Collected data
___

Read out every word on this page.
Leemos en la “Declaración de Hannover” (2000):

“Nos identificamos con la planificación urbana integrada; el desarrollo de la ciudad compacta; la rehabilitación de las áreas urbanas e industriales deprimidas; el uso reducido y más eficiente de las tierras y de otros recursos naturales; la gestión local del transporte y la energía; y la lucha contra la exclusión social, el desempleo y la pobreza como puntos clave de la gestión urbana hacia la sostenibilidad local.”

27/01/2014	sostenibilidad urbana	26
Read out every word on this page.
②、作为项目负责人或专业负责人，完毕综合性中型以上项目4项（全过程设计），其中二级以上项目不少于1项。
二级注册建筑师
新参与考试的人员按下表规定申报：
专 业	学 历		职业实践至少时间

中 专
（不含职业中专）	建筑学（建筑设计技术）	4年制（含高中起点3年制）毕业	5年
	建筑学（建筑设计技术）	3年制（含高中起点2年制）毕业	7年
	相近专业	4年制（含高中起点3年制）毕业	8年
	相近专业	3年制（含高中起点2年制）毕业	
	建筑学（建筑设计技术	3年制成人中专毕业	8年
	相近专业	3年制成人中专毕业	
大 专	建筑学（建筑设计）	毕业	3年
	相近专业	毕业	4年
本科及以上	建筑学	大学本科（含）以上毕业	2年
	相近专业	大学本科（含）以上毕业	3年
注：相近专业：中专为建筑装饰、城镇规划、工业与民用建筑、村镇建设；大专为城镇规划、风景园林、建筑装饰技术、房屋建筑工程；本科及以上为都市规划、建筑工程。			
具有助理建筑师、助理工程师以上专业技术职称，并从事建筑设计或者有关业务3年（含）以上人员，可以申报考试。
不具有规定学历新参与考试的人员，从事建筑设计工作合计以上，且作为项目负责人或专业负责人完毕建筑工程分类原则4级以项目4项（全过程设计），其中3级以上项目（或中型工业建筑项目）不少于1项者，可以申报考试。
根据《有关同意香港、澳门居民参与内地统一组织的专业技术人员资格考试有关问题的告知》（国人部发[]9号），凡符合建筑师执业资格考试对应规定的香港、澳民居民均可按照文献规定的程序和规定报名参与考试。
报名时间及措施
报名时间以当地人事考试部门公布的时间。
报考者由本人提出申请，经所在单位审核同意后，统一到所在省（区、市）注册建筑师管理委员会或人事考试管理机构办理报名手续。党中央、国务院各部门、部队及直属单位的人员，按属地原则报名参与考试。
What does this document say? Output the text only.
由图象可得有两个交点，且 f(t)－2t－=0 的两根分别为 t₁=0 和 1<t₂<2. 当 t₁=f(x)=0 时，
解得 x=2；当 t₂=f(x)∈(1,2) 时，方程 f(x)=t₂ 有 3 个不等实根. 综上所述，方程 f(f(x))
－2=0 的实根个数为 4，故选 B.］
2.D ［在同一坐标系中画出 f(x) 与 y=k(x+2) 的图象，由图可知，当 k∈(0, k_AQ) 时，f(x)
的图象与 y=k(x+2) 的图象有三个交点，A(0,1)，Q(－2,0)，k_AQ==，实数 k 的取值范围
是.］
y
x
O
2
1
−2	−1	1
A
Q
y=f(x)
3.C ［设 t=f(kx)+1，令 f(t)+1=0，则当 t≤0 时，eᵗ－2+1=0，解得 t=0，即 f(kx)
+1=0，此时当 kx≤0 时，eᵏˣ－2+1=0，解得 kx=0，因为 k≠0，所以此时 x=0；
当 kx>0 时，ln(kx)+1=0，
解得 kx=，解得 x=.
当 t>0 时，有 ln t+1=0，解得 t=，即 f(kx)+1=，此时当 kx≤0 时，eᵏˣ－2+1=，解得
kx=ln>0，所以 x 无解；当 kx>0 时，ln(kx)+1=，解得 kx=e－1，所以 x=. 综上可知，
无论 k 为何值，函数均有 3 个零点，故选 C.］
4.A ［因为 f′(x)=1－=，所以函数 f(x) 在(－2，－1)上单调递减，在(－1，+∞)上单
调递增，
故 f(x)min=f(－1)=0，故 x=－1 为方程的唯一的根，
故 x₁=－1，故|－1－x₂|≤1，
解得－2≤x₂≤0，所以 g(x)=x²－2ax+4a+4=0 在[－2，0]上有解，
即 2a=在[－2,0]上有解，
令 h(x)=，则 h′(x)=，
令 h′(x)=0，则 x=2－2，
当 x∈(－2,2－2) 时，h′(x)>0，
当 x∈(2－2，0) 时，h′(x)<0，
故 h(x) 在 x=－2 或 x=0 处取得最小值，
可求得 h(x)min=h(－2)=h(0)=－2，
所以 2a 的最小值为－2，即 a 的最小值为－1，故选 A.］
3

___

To be done:
Repeat exactly the lines from the line containing "What does this" through the last line of the records above, including both, and nothing else.

Result below:
What does this document say? Output the text only.
由图象可得有两个交点，且 f(t)－2t－=0 的两根分别为 t₁=0 和 1<t₂<2. 当 t₁=f(x)=0 时，
解得 x=2；当 t₂=f(x)∈(1,2) 时，方程 f(x)=t₂ 有 3 个不等实根. 综上所述，方程 f(f(x))
－2=0 的实根个数为 4，故选 B.］
2.D ［在同一坐标系中画出 f(x) 与 y=k(x+2) 的图象，由图可知，当 k∈(0, k_AQ) 时，f(x)
的图象与 y=k(x+2) 的图象有三个交点，A(0,1)，Q(－2,0)，k_AQ==，实数 k 的取值范围
是.］
y
x
O
2
1
−2	−1	1
A
Q
y=f(x)
3.C ［设 t=f(kx)+1，令 f(t)+1=0，则当 t≤0 时，eᵗ－2+1=0，解得 t=0，即 f(kx)
+1=0，此时当 kx≤0 时，eᵏˣ－2+1=0，解得 kx=0，因为 k≠0，所以此时 x=0；
当 kx>0 时，ln(kx)+1=0，
解得 kx=，解得 x=.
当 t>0 时，有 ln t+1=0，解得 t=，即 f(kx)+1=，此时当 kx≤0 时，eᵏˣ－2+1=，解得
kx=ln>0，所以 x 无解；当 kx>0 时，ln(kx)+1=，解得 kx=e－1，所以 x=. 综上可知，
无论 k 为何值，函数均有 3 个零点，故选 C.］
4.A ［因为 f′(x)=1－=，所以函数 f(x) 在(－2，－1)上单调递减，在(－1，+∞)上单
调递增，
故 f(x)min=f(－1)=0，故 x=－1 为方程的唯一的根，
故 x₁=－1，故|－1－x₂|≤1，
解得－2≤x₂≤0，所以 g(x)=x²－2ax+4a+4=0 在[－2，0]上有解，
即 2a=在[－2,0]上有解，
令 h(x)=，则 h′(x)=，
令 h′(x)=0，则 x=2－2，
当 x∈(－2,2－2) 时，h′(x)>0，
当 x∈(2－2，0) 时，h′(x)<0，
故 h(x) 在 x=－2 或 x=0 处取得最小值，
可求得 h(x)min=h(－2)=h(0)=－2，
所以 2a 的最小值为－2，即 a 的最小值为－1，故选 A.］
3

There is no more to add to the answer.